◆ EXTRACTED INFORMATION ◆
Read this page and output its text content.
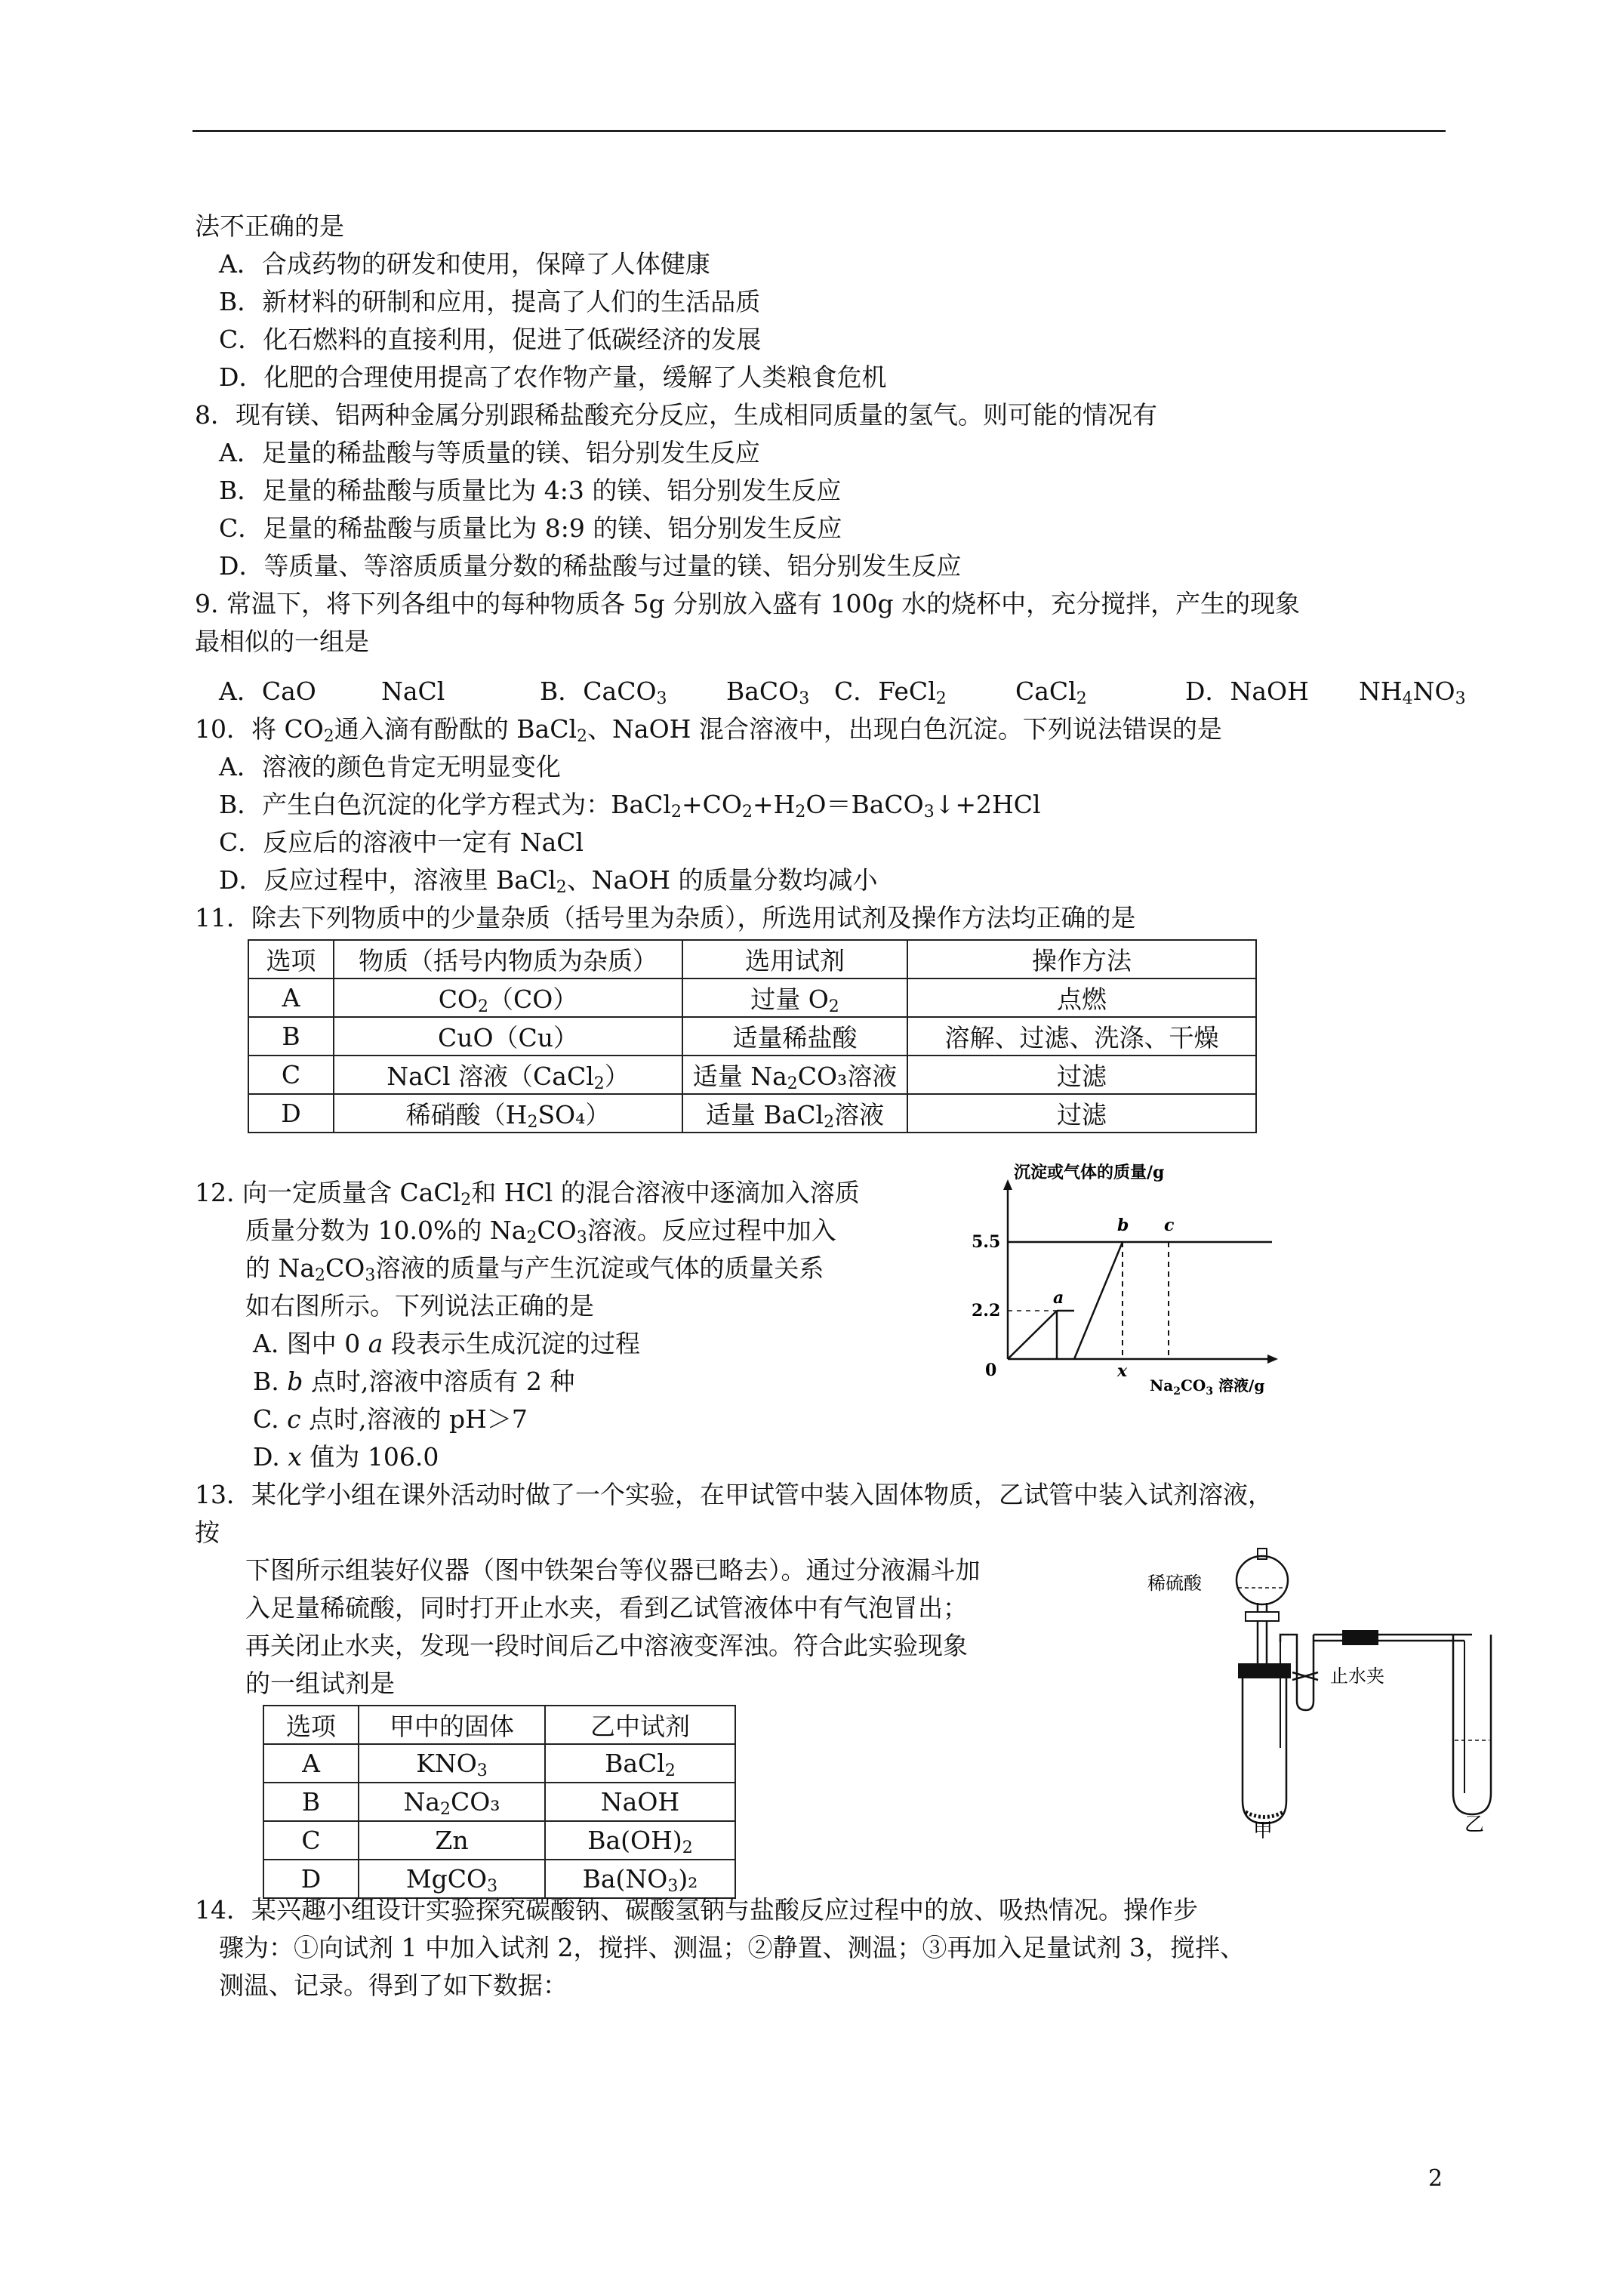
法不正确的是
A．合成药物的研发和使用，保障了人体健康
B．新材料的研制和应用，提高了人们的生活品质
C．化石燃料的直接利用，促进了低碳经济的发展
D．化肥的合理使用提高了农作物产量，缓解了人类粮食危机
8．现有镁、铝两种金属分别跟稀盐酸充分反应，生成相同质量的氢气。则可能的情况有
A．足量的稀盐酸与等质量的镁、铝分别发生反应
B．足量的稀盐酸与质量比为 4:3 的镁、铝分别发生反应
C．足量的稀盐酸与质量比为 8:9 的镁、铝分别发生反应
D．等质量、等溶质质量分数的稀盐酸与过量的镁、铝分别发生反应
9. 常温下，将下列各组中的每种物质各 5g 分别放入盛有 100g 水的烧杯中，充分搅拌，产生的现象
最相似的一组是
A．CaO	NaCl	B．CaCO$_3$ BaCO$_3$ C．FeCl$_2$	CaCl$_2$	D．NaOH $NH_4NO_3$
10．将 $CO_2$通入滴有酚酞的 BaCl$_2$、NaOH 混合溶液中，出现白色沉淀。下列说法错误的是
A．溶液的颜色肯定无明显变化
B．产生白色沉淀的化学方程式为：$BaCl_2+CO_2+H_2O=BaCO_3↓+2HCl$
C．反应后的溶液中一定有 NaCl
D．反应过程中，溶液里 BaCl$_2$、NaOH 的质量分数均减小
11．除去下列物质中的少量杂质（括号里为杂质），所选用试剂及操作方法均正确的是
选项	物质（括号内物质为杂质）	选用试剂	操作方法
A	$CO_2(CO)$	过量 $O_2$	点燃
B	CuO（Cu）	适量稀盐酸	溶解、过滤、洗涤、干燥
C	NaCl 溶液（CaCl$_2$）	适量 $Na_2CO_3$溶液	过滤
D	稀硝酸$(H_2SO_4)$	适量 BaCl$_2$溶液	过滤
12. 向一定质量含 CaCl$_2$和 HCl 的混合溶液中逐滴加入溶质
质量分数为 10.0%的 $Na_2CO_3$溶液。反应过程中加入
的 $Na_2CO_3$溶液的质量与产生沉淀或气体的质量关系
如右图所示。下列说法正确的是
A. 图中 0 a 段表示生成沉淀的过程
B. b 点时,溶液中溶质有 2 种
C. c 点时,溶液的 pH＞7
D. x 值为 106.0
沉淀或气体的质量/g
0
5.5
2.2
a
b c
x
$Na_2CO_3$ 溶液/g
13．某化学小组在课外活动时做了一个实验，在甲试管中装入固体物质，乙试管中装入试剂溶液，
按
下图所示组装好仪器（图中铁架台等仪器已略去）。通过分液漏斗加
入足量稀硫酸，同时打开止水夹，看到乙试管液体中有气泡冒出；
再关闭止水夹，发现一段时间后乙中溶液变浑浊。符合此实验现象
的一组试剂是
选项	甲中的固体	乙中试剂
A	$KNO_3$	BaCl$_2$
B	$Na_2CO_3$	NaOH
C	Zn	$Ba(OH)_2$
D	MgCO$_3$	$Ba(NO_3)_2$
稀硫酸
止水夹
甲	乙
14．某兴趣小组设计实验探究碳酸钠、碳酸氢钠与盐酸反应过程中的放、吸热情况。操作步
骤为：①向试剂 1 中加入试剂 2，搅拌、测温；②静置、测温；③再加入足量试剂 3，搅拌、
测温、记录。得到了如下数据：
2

--

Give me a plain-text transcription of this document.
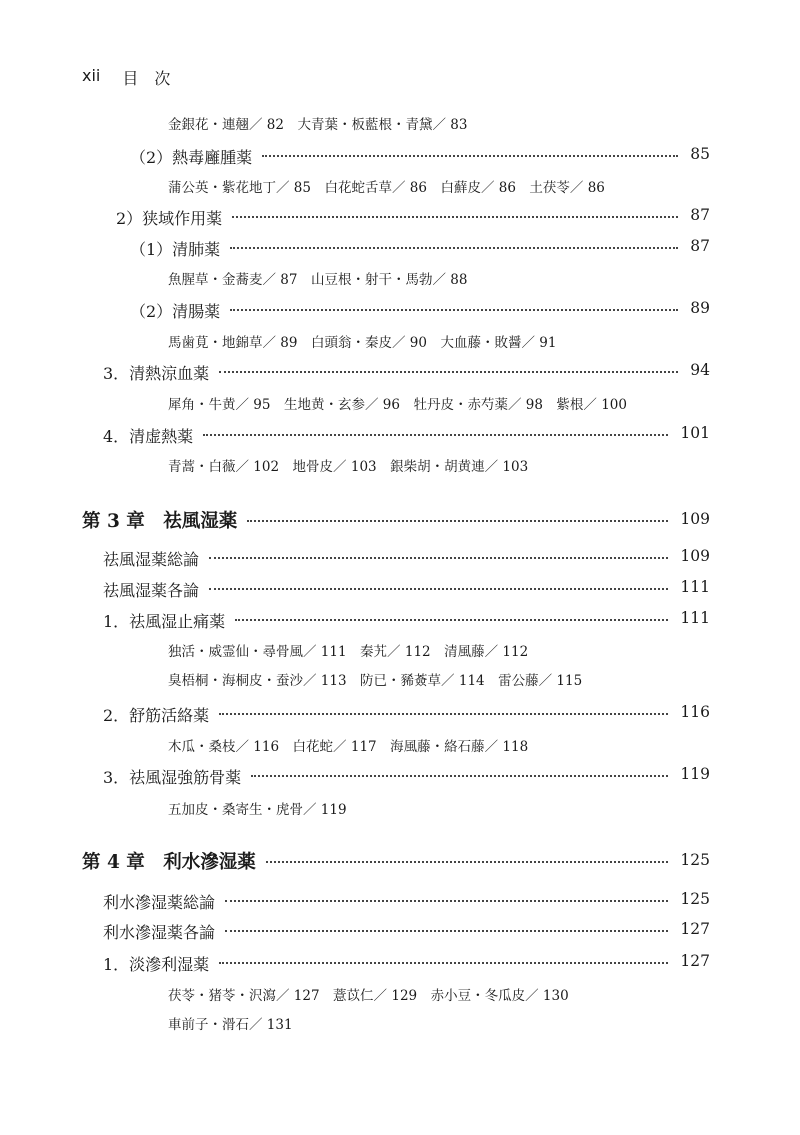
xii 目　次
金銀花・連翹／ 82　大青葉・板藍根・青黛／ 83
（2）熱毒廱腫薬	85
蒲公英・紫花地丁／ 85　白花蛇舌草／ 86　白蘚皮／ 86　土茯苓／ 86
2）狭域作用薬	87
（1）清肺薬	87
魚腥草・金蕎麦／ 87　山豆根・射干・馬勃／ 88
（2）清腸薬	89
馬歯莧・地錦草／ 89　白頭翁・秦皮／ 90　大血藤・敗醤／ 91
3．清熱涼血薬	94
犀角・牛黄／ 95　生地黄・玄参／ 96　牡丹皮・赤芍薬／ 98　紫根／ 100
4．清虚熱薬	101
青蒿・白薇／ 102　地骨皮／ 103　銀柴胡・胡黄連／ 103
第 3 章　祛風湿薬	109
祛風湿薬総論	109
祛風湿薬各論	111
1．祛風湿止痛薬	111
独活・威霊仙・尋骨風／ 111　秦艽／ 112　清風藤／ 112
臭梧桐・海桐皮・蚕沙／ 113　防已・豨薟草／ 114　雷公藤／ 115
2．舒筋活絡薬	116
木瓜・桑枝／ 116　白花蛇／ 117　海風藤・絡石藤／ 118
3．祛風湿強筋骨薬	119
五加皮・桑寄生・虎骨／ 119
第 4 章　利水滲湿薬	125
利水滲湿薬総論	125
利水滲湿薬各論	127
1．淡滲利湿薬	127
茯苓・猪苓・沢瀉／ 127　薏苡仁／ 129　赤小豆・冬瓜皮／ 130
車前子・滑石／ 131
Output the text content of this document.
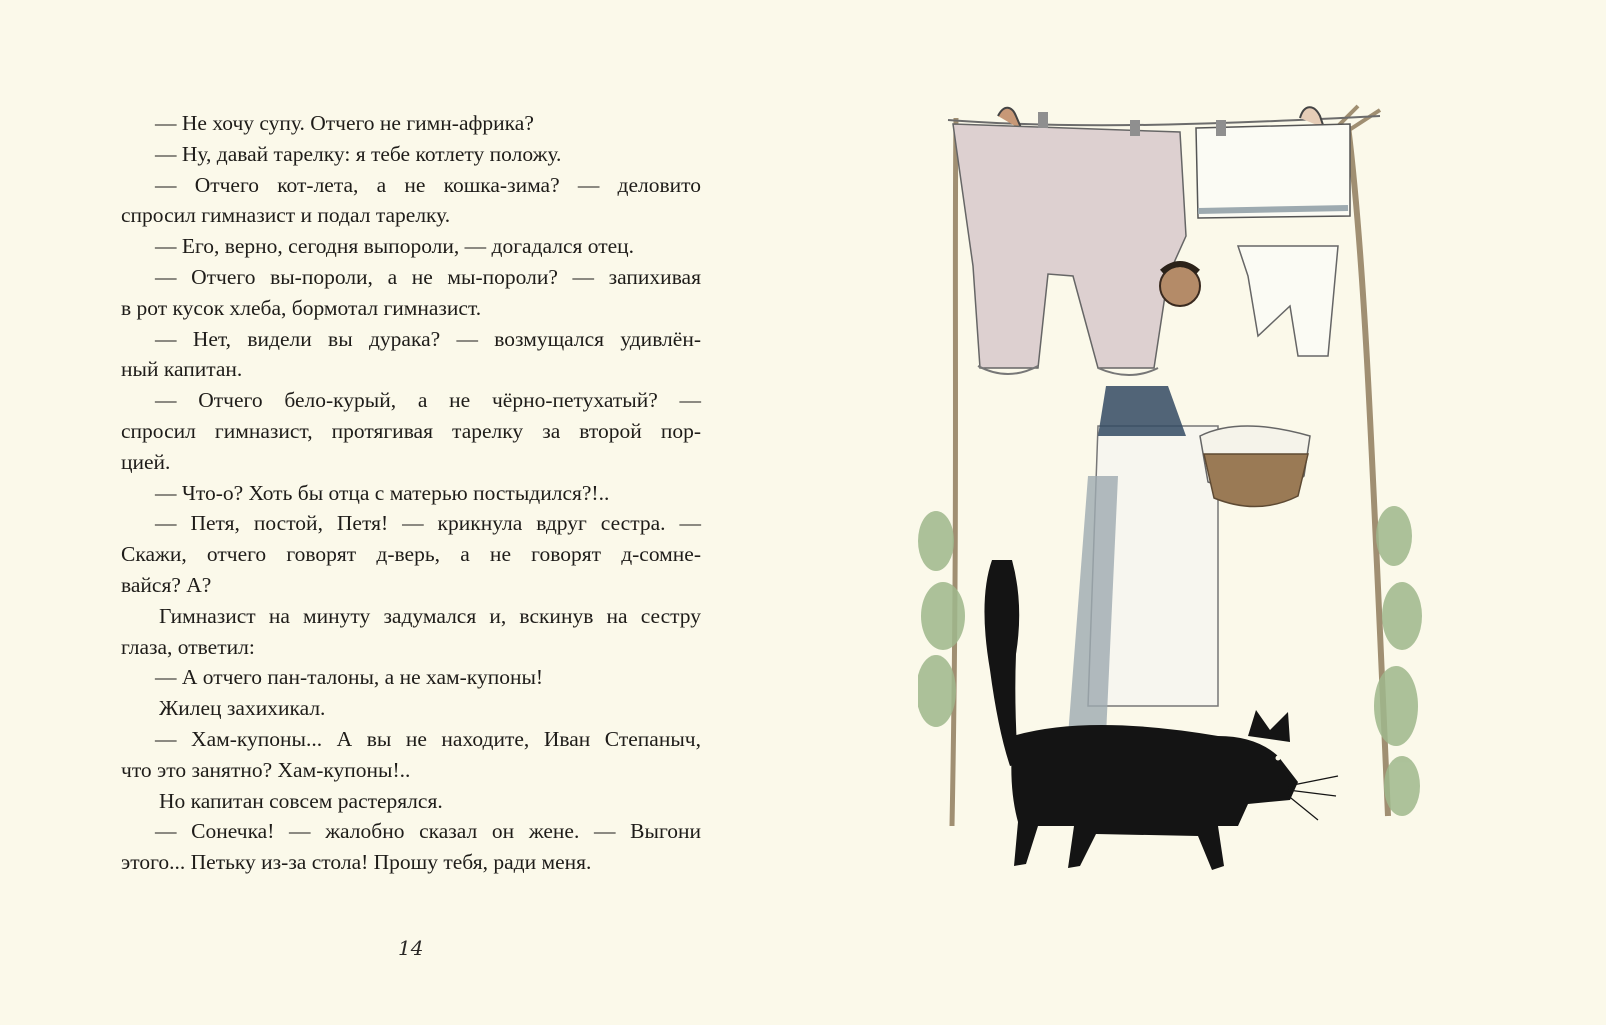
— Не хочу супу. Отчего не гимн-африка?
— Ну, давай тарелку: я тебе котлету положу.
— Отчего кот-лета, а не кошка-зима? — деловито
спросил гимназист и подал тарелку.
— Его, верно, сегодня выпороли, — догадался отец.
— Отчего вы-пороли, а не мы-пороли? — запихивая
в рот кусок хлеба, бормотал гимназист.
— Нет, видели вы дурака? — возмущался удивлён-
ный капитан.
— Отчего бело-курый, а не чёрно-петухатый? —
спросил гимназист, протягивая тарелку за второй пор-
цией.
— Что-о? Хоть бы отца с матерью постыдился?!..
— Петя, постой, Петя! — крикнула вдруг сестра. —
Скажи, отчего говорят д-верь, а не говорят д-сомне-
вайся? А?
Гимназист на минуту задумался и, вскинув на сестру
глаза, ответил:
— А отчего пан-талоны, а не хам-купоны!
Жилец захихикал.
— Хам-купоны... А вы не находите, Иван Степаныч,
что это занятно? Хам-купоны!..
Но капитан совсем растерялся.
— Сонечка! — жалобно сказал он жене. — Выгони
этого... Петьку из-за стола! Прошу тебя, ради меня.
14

◆ OBJECTIVE ◆
Find the lines with the string "капитан" and reproduce them.

◆ REPLY TO THE EXERCISE ◆
ный капитан.
Но капитан совсем растерялся.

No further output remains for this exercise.